● **Document segment**:

..............................

RE: U.S. Warns North Korea Of Overwhelming Response
February 5, 2017 at 12:04 am
(This post was last modified: February 5, 2017 at 12:07 am by Anomalocaris.)
(February 3, 2017 at 10:28 pm)Rev. Rye Wrote:(February 3, 2017 at 12:34 pm)Industrial Lad Wrote: Hitler didn't have nukes?
Of course, he did try, but between his point-blank refusal to use "Jewish Physics" (read: everything from Einstein on) to putting several groups in charge of figuring it out, which ended in a combination of these groups trying to sabotage each others' efforts and trying to focus on other, more pressing wartime defense matters, it was destined to fail. It's a shame Los Alamos didn't figure that out until it was too late...

..............................

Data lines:
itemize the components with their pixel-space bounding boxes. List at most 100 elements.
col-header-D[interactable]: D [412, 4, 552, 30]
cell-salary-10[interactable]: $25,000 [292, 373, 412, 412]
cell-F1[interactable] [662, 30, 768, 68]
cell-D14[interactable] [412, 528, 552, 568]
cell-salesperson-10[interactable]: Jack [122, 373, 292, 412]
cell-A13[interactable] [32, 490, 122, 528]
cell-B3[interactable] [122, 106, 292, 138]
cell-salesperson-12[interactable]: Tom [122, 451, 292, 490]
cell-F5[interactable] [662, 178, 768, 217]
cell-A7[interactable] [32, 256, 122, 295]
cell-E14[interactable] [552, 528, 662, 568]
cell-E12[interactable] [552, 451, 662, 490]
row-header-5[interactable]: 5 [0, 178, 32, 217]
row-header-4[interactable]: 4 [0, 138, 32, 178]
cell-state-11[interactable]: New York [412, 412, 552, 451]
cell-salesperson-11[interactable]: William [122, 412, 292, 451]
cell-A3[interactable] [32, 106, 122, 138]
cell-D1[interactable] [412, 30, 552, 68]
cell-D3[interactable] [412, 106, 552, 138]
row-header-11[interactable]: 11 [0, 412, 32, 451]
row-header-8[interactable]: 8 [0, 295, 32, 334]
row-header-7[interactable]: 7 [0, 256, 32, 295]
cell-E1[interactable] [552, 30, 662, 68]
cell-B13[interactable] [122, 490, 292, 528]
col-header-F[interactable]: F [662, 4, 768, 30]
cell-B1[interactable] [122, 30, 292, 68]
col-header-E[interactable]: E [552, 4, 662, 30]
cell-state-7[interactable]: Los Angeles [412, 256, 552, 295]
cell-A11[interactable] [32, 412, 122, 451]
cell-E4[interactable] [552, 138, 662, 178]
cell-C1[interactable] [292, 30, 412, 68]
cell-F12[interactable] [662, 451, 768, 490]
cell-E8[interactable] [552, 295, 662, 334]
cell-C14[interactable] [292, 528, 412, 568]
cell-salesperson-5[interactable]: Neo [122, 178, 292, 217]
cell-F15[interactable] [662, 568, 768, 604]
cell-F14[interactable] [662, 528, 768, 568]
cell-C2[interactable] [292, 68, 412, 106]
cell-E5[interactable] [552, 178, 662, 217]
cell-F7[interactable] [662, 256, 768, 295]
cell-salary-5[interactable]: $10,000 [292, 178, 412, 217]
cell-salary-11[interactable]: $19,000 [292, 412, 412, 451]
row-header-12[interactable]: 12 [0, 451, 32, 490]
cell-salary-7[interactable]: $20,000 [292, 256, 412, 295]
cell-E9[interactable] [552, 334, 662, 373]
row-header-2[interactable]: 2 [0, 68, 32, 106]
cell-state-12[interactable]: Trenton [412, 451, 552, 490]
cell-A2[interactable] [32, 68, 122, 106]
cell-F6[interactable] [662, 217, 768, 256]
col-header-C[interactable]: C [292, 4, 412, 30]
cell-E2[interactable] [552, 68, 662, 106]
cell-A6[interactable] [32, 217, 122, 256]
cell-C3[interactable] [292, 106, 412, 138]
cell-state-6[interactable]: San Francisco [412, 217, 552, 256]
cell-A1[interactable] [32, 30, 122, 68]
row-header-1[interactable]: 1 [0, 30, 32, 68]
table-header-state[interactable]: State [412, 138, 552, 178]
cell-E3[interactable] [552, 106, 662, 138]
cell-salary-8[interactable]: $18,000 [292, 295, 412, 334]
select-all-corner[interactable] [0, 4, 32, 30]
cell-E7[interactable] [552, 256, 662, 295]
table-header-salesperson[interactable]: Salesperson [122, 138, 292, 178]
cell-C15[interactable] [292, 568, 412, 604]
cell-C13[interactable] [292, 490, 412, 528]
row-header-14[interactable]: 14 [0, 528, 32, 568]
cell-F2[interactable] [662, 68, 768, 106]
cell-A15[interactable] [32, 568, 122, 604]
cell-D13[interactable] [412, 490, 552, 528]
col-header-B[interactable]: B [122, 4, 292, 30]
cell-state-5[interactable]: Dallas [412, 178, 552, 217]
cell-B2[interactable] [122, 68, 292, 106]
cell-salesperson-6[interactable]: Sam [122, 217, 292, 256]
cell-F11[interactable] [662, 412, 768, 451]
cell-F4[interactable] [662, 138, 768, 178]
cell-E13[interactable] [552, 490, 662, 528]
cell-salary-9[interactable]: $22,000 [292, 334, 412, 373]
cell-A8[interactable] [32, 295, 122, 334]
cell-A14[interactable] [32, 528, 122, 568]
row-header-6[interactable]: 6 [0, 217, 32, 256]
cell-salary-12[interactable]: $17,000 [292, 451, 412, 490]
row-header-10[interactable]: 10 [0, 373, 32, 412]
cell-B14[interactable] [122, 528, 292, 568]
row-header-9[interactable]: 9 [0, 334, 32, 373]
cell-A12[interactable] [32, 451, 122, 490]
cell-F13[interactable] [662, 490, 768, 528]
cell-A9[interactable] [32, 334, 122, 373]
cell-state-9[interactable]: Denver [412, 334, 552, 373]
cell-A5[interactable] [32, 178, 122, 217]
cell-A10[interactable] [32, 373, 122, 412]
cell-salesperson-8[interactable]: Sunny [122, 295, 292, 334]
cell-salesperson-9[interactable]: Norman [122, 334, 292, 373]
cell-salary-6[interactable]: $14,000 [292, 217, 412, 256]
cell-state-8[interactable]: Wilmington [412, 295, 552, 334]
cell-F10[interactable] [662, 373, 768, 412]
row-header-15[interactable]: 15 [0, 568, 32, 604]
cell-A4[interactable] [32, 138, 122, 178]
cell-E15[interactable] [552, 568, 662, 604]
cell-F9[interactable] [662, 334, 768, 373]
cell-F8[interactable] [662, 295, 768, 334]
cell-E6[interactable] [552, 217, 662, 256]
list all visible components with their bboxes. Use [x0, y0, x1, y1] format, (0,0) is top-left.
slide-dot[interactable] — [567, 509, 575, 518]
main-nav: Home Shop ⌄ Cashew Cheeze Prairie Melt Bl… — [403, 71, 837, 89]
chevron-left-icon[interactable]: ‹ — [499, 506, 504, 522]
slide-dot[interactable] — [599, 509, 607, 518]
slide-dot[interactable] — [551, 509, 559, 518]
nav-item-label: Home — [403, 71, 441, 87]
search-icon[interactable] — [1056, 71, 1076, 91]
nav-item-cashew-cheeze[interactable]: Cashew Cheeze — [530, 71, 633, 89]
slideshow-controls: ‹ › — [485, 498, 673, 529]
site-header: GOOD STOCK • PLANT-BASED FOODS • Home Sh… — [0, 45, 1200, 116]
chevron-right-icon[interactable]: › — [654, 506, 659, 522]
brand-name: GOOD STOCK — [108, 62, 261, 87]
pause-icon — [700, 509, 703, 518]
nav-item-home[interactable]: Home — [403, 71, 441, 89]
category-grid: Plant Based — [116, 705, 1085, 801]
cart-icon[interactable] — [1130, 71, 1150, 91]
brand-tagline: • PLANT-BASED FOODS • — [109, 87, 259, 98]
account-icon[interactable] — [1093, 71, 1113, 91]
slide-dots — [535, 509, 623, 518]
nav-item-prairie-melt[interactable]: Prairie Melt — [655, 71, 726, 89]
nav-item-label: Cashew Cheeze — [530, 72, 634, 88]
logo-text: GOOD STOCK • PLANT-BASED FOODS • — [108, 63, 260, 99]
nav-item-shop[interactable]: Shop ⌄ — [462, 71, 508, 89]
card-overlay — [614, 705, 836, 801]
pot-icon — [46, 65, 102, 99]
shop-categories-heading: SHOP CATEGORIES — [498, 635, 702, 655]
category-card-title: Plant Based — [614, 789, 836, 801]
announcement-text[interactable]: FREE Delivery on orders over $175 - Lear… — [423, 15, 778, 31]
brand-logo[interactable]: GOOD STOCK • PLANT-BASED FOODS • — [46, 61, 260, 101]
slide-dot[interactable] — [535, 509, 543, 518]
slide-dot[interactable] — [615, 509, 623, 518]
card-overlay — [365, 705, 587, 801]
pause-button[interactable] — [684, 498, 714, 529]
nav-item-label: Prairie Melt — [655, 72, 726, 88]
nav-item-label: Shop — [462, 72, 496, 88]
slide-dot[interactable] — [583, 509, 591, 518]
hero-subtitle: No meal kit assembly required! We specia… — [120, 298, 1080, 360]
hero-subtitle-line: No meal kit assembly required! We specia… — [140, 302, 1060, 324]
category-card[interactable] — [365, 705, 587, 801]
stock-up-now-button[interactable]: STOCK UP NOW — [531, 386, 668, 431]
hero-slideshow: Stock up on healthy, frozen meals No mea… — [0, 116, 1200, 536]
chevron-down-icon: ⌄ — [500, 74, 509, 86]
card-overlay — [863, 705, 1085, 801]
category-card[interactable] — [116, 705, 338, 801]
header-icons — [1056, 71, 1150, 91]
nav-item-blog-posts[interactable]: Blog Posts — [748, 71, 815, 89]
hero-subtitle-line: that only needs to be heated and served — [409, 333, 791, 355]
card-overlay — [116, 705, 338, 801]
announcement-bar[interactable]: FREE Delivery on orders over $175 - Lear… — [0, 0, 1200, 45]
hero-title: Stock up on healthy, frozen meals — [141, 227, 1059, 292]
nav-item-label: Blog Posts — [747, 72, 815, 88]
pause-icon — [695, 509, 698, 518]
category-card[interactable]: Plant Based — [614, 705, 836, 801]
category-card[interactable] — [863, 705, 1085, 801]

..............................

● **Stated task**: Copy the forum post between "(February 3, 2017 at 10:28" and "was too late...", inclusive, and switch every "groups" to "teams".

● **Reply to the exercise**:
(February 3, 2017 at 10:28 pm)Rev. Rye Wrote:(February 3, 2017 at 12:34 pm)Industrial Lad Wrote: Hitler didn't have nukes?
Of course, he did try, but between his point-blank refusal to use "Jewish Physics" (read: everything from Einstein on) to putting several teams in charge of figuring it out, which ended in a combination of these teams trying to sabotage each others' efforts and trying to focus on other, more pressing wartime defense matters, it was destined to fail. It's a shame Los Alamos didn't figure that out until it was too late...